## BEGIN Selected excerpt

Production of composite parts for light aircraft remains today a comparatively expensive process requiring many man-hours of skilled labor and one or more molds that are themselves expensive to produce. Given the low cost and high availability of 3D printing, it is possible, at least in theory, to create durable composite part molds rapidly, accurately, and affordably. The purpose of this article is to share what was learned from 3D printing molds for several different composite parts.

As part of developing the Sky-4 Cloud Trekker it was decided to produce four different composite fairings (see Figure 1). From smallest to largest, the fairings are: rudder bottom (4.1 x 6.1 x 2.7 inches), horizontal stabilizer tip (7.1 x 4.9 x 4.7inches), rudder tip (26.0 x 4.4 x 4.0 inches), and elevator tip (27.3 x 5.2 x 3.3 inches).

Figure 1: Empennage fairings for the Sky-4 Cloud Trekker were made from 3D-printed molds.

Building on previous experience gained by 3D printing desktop models and full-size parts for fit-checking and making tooling, the Sky-4 empennage fairings were an excellent opportunity to end up with some flightworthy parts, while at the same time developing a set of guidelines for designing future 3D-printed composite part molds.

## END Selected excerpt
## BEGIN Stored data

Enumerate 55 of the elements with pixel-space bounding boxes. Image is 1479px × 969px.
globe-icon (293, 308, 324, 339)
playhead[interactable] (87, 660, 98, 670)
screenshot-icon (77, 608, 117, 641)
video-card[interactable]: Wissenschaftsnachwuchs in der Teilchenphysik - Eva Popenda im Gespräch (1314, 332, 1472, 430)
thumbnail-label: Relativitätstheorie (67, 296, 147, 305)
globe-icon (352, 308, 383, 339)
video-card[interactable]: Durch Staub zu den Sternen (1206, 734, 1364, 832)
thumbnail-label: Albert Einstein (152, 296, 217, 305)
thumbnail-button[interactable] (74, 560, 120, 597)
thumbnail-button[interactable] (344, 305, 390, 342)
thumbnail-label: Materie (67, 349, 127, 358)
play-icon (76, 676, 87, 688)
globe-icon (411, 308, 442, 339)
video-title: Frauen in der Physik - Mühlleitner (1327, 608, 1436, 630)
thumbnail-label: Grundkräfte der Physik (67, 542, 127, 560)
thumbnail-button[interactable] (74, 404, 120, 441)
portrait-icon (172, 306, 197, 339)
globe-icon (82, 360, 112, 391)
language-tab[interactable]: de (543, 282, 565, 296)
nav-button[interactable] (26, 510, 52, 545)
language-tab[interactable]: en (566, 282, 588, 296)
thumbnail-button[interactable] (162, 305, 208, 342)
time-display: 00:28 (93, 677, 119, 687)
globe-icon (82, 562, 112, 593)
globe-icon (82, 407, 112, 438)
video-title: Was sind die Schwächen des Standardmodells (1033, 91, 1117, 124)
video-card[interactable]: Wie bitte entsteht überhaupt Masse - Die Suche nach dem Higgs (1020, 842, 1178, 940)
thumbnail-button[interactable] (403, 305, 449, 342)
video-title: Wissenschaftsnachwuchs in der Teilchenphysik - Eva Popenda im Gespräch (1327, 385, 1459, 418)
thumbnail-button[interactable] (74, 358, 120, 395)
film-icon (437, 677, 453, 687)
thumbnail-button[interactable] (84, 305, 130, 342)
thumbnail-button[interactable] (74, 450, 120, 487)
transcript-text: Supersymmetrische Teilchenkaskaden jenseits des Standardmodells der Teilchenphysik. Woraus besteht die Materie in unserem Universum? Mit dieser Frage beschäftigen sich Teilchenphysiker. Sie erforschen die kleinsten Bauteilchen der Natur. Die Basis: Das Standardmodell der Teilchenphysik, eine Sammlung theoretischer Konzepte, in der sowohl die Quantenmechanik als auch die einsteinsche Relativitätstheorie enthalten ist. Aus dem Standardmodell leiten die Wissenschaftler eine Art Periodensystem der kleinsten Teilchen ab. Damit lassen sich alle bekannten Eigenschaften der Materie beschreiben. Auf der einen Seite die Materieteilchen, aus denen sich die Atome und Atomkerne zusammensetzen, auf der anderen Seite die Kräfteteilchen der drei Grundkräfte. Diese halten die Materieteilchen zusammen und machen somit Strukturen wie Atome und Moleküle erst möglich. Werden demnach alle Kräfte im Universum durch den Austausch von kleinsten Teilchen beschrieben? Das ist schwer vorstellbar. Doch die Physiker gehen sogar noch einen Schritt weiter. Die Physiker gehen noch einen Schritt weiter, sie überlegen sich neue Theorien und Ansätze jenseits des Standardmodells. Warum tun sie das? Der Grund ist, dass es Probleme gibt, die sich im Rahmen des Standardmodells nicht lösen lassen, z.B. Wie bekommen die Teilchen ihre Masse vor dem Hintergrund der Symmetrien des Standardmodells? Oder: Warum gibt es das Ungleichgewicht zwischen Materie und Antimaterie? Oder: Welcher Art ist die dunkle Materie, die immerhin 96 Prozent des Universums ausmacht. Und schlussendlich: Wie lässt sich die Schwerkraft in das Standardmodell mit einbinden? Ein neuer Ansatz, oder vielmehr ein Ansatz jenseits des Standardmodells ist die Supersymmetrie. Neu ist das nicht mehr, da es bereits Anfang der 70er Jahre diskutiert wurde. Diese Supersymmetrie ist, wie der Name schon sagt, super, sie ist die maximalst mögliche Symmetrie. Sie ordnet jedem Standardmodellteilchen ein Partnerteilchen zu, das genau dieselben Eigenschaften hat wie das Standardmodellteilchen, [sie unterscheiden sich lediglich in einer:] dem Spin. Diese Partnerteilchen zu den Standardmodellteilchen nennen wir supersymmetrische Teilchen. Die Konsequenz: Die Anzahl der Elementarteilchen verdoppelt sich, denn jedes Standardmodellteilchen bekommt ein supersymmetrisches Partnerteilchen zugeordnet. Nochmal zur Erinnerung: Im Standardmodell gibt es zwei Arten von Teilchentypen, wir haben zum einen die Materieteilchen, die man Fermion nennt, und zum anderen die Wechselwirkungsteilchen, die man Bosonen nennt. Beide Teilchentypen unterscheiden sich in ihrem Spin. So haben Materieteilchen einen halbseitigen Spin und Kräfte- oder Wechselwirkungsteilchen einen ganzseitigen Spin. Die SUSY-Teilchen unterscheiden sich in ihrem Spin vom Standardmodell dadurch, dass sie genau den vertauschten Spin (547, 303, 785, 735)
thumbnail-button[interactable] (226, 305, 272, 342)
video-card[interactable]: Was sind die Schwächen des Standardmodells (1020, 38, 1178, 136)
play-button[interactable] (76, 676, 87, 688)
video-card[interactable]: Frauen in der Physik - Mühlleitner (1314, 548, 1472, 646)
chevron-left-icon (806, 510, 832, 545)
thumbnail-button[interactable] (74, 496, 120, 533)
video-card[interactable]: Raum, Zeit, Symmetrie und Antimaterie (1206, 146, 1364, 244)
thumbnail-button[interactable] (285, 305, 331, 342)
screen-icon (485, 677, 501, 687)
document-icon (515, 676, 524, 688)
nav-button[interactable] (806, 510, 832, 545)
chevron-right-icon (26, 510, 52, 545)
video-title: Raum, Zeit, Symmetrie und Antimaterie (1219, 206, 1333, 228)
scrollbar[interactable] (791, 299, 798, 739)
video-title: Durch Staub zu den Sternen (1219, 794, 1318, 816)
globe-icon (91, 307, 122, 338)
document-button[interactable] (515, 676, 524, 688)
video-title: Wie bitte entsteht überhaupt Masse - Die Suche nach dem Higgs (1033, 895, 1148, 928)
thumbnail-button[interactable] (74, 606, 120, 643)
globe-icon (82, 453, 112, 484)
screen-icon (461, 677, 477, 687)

## END Stored data

What is expected
Please extend the article on 3D-printed molds for composite aircraft fairings, above the data, starting after its last sentence.

Right answer
Choosing the Printing Process and Supplier

Most home-use 3D printers lack both the resolution and print volume size necessary to make truly useful composite part tooling, but by using an on-line service such as Quickparts, Stratasys, or Shapeways, anyone can affordably make accurate, high-resolution parts up to 24 inches long.

All of the molds were made of nylon using the selective laser sintering (SLS) process. SLS was chosen mainly for affordability, but also because it offers the largest work envelope and resolution fine enough that details such as joggles and fastener locations could be incorporated into the molds. The nylon material was chosen because it is relatively strong and stiff, without being brittle. A finished SLS part, however, has a fine powdery surface texture which could make getting the cured part to release from the mold a bit of a challenge.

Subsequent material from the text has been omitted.